Start of Given records

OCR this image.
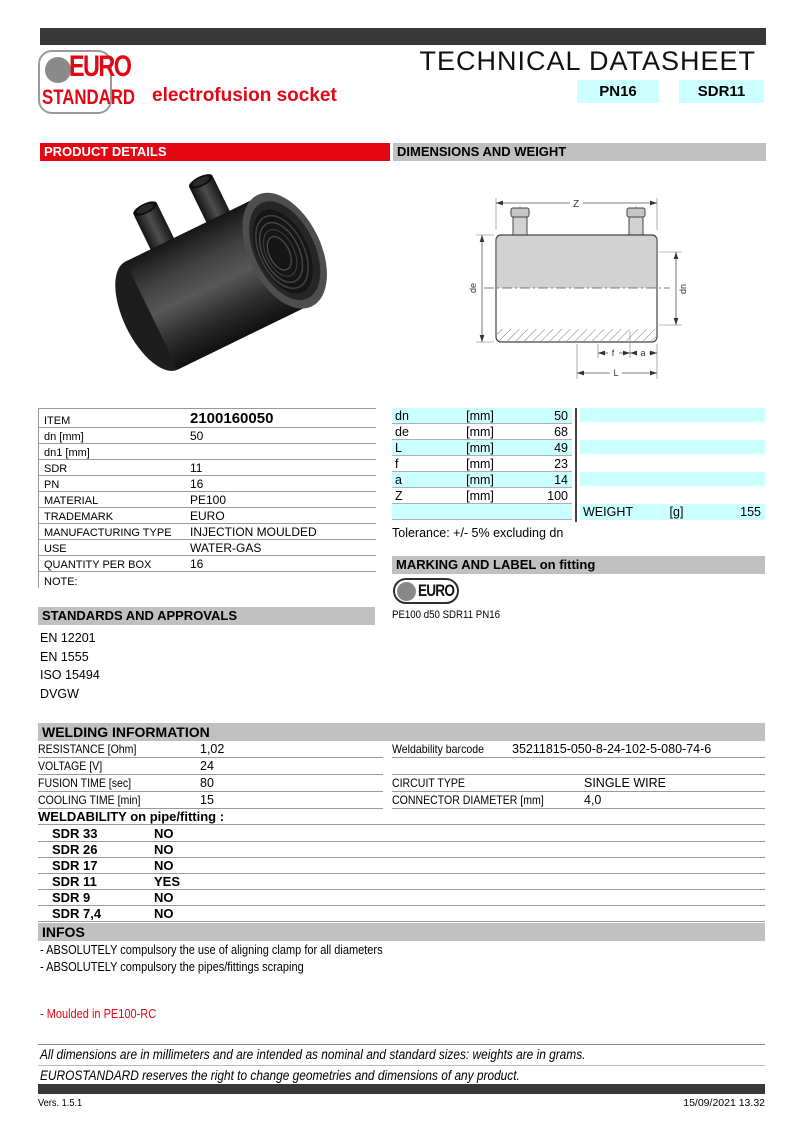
EURO
STANDARD
TECHNICAL DATASHEET
electrofusion socket	PN16	SDR11
PRODUCT DETAILS	DIMENSIONS AND WEIGHT
Z
de	dn
f	a
L
ITEM	2100160050
dn [mm]	50
dn1 [mm]
SDR	11
PN	16
MATERIAL	PE100
TRADEMARK	EURO
MANUFACTURING TYPE	INJECTION MOULDED
USE	WATER-GAS
QUANTITY PER BOX	16
NOTE:
dn	[mm]	50
de	[mm]	68
L	[mm]	49
f	[mm]	23
a	[mm]	14
Z	[mm]	100
WEIGHT	[g]	155
Tolerance: +/- 5% excluding dn
MARKING AND LABEL on fitting
EURO
PE100 d50 SDR11 PN16
STANDARDS AND APPROVALS
EN 12201
EN 1555
ISO 15494
DVGW
WELDING INFORMATION
RESISTANCE [Ohm]	1,02
VOLTAGE [V]	24
FUSION TIME [sec]	80
COOLING TIME [min]	15
Weldability barcode	35211815-050-8-24-102-5-080-74-6
CIRCUIT TYPE	SINGLE WIRE
CONNECTOR DIAMETER [mm]	4,0
WELDABILITY on pipe/fitting :
SDR 33	NO
SDR 26	NO
SDR 17	NO
SDR 11	YES
SDR 9	NO
SDR 7,4	NO
INFOS
- ABSOLUTELY compulsory the use of aligning clamp for all diameters
- ABSOLUTELY compulsory the pipes/fittings scraping
- Moulded in PE100-RC
All dimensions are in millimeters and are intended as nominal and standard sizes: weights are in grams.
EUROSTANDARD reserves the right to change geometries and dimensions of any product.
Vers. 1.5.1	15/09/2021 13.32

End of Given records

:: Work to do ::
Pictures don't belong in the copy. Transcribe every record exactly as it appears.

:: Correct response ::
OCR this image.
EURO
STANDARD
TECHNICAL DATASHEET
electrofusion socket	PN16	SDR11
PRODUCT DETAILS	DIMENSIONS AND WEIGHT
Z
de	dn
f	a
L
ITEM	2100160050
dn [mm]	50
dn1 [mm]
SDR	11
PN	16
MATERIAL	PE100
TRADEMARK	EURO
MANUFACTURING TYPE	INJECTION MOULDED
USE	WATER-GAS
QUANTITY PER BOX	16
NOTE:
dn	[mm]	50
de	[mm]	68
L	[mm]	49
f	[mm]	23
a	[mm]	14
Z	[mm]	100
WEIGHT	[g]	155
Tolerance: +/- 5% excluding dn
MARKING AND LABEL on fitting
EURO
PE100 d50 SDR11 PN16
STANDARDS AND APPROVALS
EN 12201
EN 1555
ISO 15494
DVGW
WELDING INFORMATION
RESISTANCE [Ohm]	1,02
VOLTAGE [V]	24
FUSION TIME [sec]	80
COOLING TIME [min]	15
Weldability barcode	35211815-050-8-24-102-5-080-74-6
CIRCUIT TYPE	SINGLE WIRE
CONNECTOR DIAMETER [mm]	4,0
WELDABILITY on pipe/fitting :
SDR 33	NO
SDR 26	NO
SDR 17	NO
SDR 11	YES
SDR 9	NO
SDR 7,4	NO
INFOS
- ABSOLUTELY compulsory the use of aligning clamp for all diameters
- ABSOLUTELY compulsory the pipes/fittings scraping
- Moulded in PE100-RC
All dimensions are in millimeters and are intended as nominal and standard sizes: weights are in grams.
EUROSTANDARD reserves the right to change geometries and dimensions of any product.
Vers. 1.5.1	15/09/2021 13.32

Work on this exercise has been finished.